*What you need to do:*
Extract each line bearing the word "type".

*Exercise data:*

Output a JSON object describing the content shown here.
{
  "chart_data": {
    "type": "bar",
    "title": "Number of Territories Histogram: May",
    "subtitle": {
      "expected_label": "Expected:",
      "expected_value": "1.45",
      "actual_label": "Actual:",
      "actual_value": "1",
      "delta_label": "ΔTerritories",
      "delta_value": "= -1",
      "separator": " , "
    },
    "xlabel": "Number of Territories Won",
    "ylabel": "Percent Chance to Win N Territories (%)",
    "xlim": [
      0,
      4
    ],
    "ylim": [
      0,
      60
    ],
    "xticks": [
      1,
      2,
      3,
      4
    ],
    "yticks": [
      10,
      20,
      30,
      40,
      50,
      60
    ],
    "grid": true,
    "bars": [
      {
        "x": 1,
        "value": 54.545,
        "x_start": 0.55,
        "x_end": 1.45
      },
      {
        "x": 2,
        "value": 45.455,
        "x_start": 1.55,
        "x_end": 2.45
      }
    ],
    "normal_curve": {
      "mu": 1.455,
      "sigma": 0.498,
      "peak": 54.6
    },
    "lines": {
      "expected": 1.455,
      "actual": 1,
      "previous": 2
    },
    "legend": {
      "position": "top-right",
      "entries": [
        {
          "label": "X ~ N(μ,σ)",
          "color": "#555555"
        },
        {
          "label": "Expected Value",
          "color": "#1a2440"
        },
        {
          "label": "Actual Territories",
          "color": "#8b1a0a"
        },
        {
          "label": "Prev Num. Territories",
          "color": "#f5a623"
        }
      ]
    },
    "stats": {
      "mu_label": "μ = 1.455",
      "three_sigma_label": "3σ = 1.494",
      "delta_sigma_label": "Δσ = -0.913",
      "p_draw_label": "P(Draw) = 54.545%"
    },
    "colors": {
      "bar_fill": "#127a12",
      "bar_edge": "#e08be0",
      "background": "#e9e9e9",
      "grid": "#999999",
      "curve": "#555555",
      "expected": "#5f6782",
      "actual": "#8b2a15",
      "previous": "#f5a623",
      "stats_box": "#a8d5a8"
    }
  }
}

...

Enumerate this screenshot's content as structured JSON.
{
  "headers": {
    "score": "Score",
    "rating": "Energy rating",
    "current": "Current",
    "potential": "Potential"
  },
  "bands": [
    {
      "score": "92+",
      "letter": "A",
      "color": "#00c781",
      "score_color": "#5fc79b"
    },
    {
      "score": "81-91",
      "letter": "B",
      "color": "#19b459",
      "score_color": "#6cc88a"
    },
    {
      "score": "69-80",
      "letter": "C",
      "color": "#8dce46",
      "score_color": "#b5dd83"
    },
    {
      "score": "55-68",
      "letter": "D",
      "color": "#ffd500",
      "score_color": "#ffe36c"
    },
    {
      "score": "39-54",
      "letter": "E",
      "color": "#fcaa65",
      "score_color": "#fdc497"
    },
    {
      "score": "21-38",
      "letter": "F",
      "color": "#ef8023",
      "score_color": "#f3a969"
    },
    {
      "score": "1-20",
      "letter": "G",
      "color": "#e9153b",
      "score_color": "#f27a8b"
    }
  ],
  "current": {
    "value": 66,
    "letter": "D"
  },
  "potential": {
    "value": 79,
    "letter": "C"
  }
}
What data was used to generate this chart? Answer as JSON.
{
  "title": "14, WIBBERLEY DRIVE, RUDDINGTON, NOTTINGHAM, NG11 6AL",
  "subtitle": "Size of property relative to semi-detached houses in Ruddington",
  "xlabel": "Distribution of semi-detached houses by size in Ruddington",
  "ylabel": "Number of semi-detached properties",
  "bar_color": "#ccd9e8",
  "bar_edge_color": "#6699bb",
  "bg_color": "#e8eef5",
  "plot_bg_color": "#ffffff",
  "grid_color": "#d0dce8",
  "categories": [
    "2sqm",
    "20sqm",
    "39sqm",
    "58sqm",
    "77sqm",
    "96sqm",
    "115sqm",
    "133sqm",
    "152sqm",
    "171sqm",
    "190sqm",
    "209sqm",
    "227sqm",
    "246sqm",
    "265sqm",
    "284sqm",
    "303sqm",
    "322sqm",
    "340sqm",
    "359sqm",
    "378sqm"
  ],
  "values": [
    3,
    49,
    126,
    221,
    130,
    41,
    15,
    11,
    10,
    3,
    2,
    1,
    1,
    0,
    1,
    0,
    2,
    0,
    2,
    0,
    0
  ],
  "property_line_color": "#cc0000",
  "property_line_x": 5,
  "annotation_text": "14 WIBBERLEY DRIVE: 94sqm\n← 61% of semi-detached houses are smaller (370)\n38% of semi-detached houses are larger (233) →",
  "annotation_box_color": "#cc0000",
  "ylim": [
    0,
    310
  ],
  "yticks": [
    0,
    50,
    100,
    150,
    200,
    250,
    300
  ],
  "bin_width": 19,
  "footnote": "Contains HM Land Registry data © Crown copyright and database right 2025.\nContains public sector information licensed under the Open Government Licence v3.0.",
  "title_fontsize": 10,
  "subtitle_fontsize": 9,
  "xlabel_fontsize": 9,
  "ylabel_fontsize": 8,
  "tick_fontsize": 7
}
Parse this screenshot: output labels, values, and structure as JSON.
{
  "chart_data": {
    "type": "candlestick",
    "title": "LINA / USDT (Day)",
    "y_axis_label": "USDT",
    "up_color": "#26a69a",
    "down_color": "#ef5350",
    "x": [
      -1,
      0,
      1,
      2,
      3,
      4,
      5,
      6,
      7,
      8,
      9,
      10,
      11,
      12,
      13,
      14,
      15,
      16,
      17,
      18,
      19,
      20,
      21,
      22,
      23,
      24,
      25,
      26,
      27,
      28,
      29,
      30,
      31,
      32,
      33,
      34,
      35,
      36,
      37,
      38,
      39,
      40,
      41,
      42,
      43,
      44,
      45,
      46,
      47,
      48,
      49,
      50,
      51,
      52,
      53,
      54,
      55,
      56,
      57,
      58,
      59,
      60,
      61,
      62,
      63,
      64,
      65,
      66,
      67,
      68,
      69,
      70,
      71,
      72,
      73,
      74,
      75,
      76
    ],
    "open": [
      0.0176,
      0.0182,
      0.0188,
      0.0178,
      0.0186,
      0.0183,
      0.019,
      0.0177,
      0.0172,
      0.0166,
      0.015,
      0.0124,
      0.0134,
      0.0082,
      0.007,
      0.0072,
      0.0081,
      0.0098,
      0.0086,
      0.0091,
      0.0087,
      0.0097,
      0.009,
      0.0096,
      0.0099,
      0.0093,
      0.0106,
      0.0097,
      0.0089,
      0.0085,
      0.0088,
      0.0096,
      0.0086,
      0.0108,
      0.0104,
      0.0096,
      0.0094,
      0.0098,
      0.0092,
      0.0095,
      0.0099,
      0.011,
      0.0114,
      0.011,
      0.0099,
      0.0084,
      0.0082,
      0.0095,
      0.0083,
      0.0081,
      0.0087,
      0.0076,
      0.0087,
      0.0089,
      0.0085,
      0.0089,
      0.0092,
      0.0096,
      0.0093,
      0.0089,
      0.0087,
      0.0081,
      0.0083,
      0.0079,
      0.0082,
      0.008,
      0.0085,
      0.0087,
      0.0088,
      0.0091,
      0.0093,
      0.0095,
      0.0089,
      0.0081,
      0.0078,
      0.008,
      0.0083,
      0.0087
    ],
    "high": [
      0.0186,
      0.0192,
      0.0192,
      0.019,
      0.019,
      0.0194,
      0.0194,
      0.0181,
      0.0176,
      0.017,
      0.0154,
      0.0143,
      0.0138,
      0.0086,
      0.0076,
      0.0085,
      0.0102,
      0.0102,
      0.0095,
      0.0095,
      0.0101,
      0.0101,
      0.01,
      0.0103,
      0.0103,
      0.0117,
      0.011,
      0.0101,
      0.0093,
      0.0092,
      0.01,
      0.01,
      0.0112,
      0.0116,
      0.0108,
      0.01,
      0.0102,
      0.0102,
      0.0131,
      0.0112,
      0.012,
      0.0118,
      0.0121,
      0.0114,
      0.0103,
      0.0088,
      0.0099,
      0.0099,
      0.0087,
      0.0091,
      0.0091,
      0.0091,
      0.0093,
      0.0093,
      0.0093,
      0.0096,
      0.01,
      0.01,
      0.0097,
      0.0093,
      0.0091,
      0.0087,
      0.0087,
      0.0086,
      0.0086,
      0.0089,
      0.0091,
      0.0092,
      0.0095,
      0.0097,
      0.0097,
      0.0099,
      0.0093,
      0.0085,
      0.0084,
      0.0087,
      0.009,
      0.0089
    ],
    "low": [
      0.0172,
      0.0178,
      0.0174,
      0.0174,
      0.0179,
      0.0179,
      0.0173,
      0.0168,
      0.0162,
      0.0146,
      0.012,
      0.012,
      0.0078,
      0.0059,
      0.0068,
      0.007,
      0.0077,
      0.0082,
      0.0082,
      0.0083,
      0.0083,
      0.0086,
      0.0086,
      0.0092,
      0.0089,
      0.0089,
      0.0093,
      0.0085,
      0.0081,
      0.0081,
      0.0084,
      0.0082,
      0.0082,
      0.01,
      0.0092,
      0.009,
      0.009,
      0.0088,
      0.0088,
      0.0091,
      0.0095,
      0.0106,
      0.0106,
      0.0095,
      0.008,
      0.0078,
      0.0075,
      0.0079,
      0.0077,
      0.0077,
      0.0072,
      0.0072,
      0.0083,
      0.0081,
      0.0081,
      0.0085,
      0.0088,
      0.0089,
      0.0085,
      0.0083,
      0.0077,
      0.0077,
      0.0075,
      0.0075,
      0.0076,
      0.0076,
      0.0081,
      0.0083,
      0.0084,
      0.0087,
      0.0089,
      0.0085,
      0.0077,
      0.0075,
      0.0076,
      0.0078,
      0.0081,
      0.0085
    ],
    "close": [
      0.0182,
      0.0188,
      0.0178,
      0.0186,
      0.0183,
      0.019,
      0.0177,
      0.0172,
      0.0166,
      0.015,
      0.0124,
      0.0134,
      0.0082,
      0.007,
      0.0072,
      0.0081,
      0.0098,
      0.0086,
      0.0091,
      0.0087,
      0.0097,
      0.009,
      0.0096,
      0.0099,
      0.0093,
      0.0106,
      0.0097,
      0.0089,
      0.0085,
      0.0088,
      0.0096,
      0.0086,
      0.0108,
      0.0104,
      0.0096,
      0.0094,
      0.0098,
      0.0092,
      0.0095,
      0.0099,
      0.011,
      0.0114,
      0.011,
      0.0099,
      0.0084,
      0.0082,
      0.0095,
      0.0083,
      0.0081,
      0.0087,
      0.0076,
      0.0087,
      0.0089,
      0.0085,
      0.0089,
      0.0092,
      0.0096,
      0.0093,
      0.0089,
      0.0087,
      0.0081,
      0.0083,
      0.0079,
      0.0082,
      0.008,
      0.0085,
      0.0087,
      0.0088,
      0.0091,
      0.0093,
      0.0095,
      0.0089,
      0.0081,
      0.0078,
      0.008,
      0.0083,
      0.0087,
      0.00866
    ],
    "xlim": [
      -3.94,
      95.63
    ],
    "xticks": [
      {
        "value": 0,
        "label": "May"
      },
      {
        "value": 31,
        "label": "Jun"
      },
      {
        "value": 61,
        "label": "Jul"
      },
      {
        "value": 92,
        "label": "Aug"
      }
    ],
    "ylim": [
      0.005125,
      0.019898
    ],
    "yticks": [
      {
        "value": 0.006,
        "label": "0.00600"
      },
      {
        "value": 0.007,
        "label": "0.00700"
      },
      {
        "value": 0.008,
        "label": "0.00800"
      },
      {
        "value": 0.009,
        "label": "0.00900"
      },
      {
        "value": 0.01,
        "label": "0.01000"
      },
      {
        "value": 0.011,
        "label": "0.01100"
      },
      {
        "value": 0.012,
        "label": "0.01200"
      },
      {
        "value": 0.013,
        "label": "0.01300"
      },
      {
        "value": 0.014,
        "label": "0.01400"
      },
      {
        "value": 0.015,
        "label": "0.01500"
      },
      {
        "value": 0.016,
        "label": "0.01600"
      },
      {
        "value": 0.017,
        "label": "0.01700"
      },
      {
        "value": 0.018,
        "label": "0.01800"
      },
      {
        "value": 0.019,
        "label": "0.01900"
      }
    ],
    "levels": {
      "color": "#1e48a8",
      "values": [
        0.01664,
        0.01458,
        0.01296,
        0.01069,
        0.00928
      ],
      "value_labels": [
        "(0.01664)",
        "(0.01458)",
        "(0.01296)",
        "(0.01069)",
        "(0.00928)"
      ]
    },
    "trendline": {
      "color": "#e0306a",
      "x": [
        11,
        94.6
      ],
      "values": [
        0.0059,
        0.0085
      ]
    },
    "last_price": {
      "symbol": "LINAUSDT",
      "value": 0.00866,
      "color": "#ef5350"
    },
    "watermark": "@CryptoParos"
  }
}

...

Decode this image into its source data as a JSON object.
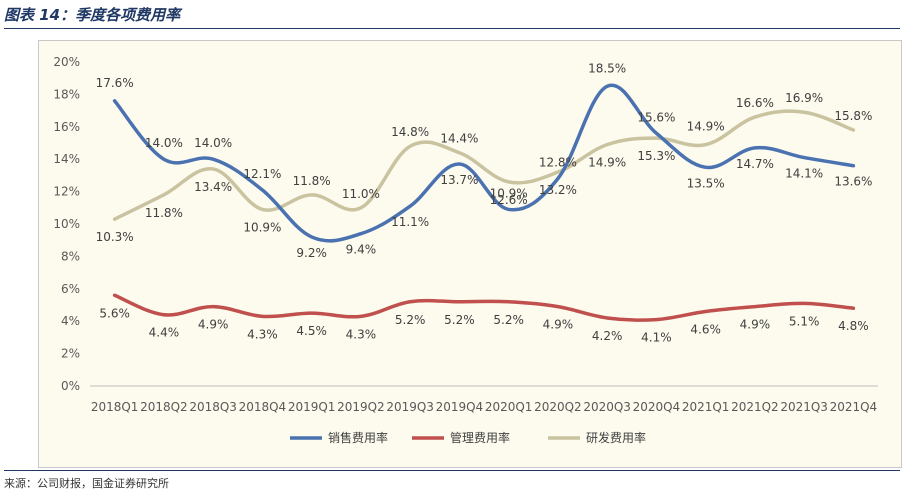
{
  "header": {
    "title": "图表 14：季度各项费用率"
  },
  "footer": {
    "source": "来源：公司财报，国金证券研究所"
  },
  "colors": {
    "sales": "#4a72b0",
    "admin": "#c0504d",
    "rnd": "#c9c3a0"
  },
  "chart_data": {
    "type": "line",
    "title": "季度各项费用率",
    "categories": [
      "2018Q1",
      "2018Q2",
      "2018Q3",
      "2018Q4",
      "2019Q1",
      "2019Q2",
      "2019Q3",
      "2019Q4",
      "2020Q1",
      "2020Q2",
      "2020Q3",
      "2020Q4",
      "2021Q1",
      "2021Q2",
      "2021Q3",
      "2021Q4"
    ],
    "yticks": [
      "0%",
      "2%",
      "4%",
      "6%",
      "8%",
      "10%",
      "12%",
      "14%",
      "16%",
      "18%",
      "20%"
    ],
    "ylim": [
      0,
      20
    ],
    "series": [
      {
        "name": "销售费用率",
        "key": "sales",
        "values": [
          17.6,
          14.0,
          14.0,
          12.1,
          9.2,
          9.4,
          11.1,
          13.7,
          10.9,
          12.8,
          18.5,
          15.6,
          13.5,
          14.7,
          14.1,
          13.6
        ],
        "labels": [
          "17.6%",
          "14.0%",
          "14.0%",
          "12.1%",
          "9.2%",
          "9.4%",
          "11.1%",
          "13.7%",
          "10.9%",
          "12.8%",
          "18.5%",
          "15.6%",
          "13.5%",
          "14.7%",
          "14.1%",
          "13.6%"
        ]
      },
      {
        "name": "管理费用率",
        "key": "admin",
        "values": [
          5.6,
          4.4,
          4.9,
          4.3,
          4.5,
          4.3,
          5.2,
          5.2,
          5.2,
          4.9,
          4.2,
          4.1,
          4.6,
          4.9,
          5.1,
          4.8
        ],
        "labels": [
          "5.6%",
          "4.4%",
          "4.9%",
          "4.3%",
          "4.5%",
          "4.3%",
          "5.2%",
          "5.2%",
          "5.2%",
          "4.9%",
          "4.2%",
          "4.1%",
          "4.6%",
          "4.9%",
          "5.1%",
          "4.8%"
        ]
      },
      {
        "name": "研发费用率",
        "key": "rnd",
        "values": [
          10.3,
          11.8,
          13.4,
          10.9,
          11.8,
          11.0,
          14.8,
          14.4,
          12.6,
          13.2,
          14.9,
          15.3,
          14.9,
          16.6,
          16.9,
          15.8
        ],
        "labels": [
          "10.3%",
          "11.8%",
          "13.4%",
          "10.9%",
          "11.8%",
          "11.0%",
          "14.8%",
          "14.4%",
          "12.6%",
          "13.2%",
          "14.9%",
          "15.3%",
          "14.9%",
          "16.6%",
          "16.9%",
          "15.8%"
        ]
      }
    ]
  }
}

*Full answer:*
    "type": "bar",
    "type": "candlestick",
    "type": "line",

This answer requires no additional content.